TASK:
Rewrite the records from the line with "post-message-line: og har" through the line with "comment-via: via mobil", changing "thumbs-up-icon" to "like-icon" and leaving everything else as it is.

MATERIAL PROVIDED:
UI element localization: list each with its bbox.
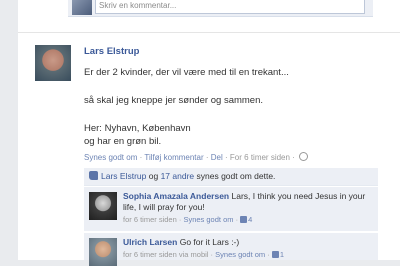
post-message-line: og har en grøn bil. bbox=[84, 136, 162, 147]
story-divider bbox=[18, 32, 400, 33]
comment-like-count[interactable]: 4 bbox=[248, 215, 252, 224]
separator: · bbox=[139, 153, 143, 162]
thumbs-up-icon bbox=[240, 216, 248, 223]
comment-body: Sophia Amazala Andersen Lars, I think yo… bbox=[123, 191, 373, 225]
comment-like-link[interactable]: Synes godt om bbox=[183, 215, 233, 224]
comment-timestamp[interactable]: for 6 timer siden bbox=[123, 215, 177, 224]
comment: Ulrich Larsen Go for it Lars :-) for 6 t… bbox=[84, 233, 378, 266]
comment-via: via mobil bbox=[178, 250, 209, 259]
author-avatar[interactable] bbox=[35, 45, 71, 81]
unlike-link[interactable]: Synes godt om bbox=[84, 153, 137, 162]
likes-connector: og bbox=[148, 171, 159, 181]
separator: · bbox=[292, 153, 295, 162]
separator: · bbox=[225, 153, 228, 162]
commenter-name[interactable]: Ulrich Larsen bbox=[123, 237, 177, 247]
post-message-line: Her: Nyhavn, København bbox=[84, 123, 191, 134]
previous-avatar[interactable] bbox=[72, 0, 92, 15]
globe-icon bbox=[299, 152, 309, 161]
post-author[interactable]: Lars Elstrup bbox=[84, 46, 139, 57]
post-timestamp[interactable]: For 6 timer siden bbox=[230, 153, 290, 162]
likes-summary: Lars Elstrup og 17 andre synes godt om d… bbox=[84, 168, 378, 186]
comment-timestamp[interactable]: for 6 timer siden bbox=[123, 250, 177, 259]
comment-meta: for 6 timer siden · Synes godt om · 4 bbox=[123, 215, 253, 224]
commenter-avatar[interactable] bbox=[89, 238, 117, 266]
add-comment-link[interactable]: Tilføj kommentar bbox=[144, 153, 203, 162]
comment-meta: for 6 timer siden via mobil · Synes godt… bbox=[123, 250, 285, 259]
post-message-line: så skal jeg kneppe jer sønder og sammen. bbox=[84, 95, 264, 106]
post-actions: Synes godt om · Tilføj kommentar · Del ·… bbox=[84, 152, 309, 162]
commenter-name[interactable]: Sophia Amazala Andersen bbox=[123, 191, 229, 201]
likes-suffix: synes godt om dette. bbox=[196, 171, 276, 181]
comment: Sophia Amazala Andersen Lars, I think yo… bbox=[84, 187, 378, 231]
previous-comment-input[interactable]: Skriv en kommentar... bbox=[95, 0, 365, 14]
comment-text: Go for it Lars :-) bbox=[179, 237, 240, 247]
comment-like-link[interactable]: Synes godt om bbox=[215, 250, 265, 259]
separator: · bbox=[205, 153, 209, 162]
thumbs-up-icon bbox=[89, 171, 98, 180]
liker-name-link[interactable]: Lars Elstrup bbox=[101, 171, 146, 181]
other-likers-link[interactable]: 17 andre bbox=[161, 171, 195, 181]
thumbs-up-icon bbox=[271, 251, 279, 258]
comment-like-count[interactable]: 1 bbox=[280, 250, 284, 259]
share-link[interactable]: Del bbox=[211, 153, 223, 162]
comment-body: Ulrich Larsen Go for it Lars :-) for 6 t… bbox=[123, 237, 373, 260]
post-message-line: Er der 2 kvinder, der vil være med til e… bbox=[84, 67, 289, 78]
commenter-avatar[interactable] bbox=[89, 192, 117, 220]
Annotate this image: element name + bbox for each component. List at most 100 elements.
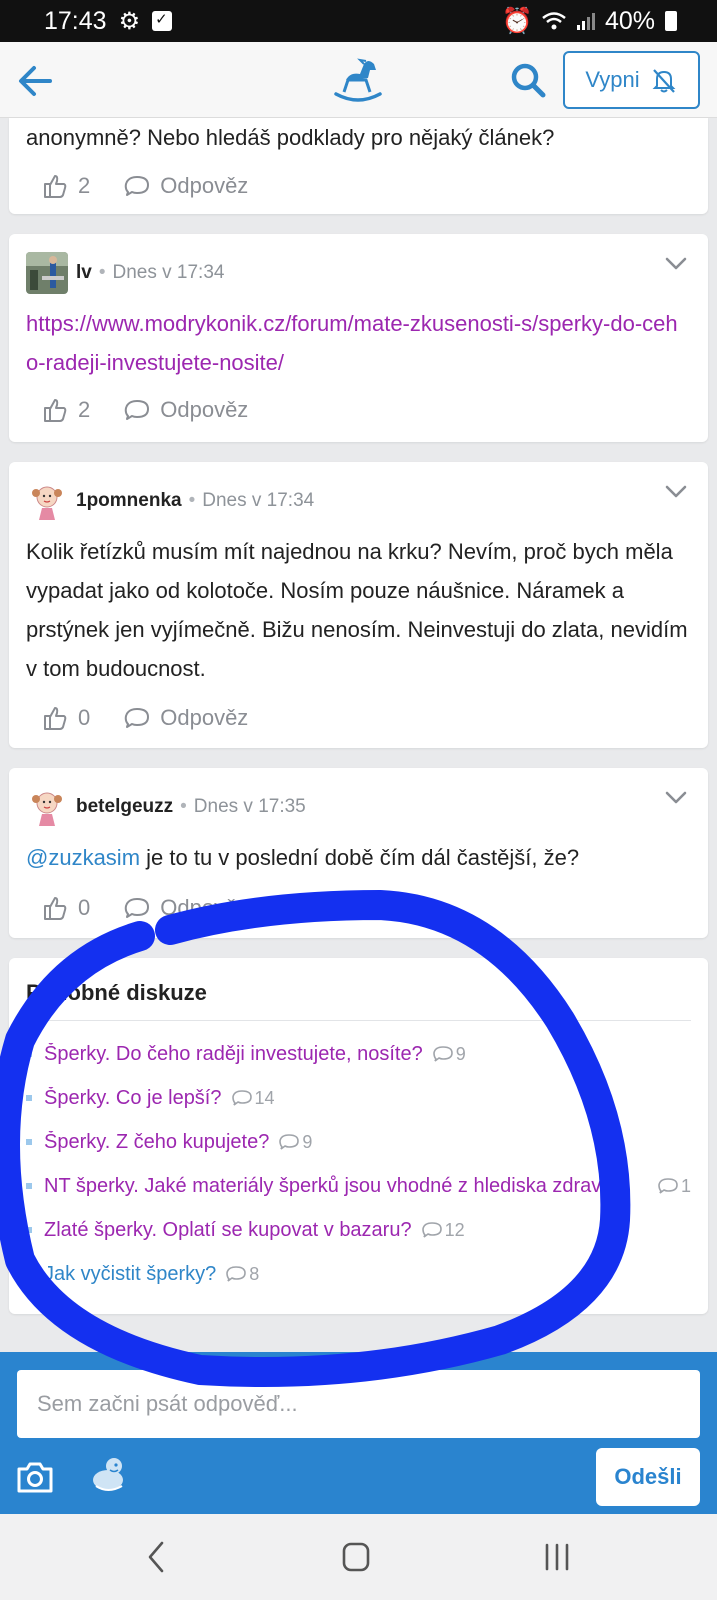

EXERCISE RESULT:
post-message-line: og har en grøn bil. bbox=[84, 136, 162, 147]
story-divider bbox=[18, 32, 400, 33]
comment-like-count[interactable]: 4 bbox=[248, 215, 252, 224]
separator: · bbox=[139, 153, 143, 162]
like-icon bbox=[240, 216, 248, 223]
comment-body: Sophia Amazala Andersen Lars, I think yo… bbox=[123, 191, 373, 225]
comment-like-link[interactable]: Synes godt om bbox=[183, 215, 233, 224]
comment-timestamp[interactable]: for 6 timer siden bbox=[123, 215, 177, 224]
comment: Ulrich Larsen Go for it Lars :-) for 6 t… bbox=[84, 233, 378, 266]
comment-via: via mobil bbox=[178, 250, 209, 259]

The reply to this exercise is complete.